━━━ LISTED ENTRIES ━━━

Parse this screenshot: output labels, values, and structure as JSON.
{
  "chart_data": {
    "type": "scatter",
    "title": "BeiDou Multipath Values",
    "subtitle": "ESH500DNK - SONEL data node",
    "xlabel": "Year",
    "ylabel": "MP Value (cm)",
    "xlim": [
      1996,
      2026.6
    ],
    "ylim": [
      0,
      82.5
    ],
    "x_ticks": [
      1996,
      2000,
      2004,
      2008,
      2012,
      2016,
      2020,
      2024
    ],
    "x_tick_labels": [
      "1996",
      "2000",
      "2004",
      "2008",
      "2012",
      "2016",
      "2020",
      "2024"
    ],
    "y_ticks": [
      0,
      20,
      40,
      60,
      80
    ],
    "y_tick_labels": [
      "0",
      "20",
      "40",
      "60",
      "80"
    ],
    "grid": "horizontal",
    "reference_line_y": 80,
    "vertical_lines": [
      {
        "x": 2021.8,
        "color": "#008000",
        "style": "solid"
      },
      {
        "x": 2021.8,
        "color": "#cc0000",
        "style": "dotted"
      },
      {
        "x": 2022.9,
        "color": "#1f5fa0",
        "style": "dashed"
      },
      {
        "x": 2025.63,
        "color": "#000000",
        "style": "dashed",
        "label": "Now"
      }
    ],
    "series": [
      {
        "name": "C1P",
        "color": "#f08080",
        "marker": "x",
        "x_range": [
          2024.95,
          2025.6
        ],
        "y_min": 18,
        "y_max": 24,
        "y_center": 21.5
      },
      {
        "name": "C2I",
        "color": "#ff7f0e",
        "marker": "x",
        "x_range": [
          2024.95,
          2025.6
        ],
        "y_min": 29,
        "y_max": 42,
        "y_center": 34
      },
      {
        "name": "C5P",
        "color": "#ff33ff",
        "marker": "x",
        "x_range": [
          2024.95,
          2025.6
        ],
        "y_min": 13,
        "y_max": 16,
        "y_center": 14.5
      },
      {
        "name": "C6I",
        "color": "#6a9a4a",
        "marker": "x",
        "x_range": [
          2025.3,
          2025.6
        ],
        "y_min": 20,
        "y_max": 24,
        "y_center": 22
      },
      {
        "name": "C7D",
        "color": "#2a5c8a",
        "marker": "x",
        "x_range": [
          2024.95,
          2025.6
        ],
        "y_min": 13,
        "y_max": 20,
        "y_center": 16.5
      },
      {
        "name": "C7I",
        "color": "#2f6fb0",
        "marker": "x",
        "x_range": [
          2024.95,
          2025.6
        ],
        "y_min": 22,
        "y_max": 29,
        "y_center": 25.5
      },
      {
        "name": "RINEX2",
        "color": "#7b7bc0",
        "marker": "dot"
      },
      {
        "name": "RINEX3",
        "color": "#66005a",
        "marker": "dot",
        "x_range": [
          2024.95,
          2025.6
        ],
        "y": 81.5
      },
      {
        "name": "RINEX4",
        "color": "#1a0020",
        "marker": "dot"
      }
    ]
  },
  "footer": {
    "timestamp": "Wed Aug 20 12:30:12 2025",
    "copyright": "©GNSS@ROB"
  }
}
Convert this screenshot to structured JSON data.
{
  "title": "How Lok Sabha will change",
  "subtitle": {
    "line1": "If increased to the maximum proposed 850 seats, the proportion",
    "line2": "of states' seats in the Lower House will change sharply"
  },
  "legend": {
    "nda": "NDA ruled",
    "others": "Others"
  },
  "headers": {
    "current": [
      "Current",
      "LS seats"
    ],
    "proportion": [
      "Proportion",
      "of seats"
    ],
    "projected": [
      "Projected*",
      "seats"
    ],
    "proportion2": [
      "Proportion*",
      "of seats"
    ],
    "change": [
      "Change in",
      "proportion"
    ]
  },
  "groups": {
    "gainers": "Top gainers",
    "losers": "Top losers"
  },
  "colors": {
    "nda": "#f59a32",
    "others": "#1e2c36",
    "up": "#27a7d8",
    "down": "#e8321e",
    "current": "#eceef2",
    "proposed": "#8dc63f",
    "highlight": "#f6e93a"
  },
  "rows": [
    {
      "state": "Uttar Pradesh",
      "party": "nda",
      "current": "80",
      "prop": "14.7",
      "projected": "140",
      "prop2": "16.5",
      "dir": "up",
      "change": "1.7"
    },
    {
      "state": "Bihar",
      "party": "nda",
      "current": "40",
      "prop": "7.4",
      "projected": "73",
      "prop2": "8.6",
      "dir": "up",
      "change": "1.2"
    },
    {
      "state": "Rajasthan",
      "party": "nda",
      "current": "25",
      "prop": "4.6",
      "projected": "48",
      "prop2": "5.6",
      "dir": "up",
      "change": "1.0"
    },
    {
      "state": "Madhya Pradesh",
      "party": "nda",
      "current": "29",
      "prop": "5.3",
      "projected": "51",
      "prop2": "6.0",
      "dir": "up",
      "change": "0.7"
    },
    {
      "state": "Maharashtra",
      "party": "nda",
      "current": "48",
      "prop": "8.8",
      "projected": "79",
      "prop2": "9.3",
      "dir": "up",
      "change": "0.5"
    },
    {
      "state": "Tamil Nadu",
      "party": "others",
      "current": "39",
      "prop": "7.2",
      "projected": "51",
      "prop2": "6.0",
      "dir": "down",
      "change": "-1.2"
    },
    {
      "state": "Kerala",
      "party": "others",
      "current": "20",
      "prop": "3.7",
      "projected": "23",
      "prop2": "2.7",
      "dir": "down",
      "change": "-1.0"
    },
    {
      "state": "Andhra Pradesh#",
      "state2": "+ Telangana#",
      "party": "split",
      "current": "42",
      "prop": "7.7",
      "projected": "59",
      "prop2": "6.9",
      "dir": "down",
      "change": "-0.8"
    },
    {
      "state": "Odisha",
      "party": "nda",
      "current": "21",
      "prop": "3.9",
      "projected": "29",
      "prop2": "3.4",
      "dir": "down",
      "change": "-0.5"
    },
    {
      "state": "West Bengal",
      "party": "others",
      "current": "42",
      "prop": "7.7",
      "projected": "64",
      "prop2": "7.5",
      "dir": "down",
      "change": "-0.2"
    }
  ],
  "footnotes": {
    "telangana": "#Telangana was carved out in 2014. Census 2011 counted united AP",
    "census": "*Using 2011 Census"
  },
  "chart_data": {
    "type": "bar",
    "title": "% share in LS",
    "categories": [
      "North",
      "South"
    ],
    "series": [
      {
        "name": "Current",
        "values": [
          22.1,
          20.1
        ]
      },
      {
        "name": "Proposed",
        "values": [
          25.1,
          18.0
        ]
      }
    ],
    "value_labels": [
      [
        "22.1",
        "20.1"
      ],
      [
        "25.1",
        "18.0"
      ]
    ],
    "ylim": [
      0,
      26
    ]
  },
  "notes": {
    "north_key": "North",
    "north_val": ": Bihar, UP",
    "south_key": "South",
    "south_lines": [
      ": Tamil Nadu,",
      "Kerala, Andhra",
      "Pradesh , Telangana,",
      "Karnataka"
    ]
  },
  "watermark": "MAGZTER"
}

━━━

Please list every line of the records that contains "JSON".

Parse this screenshot: output labels, values, and structure as JSON.
Convert this screenshot to structured JSON data.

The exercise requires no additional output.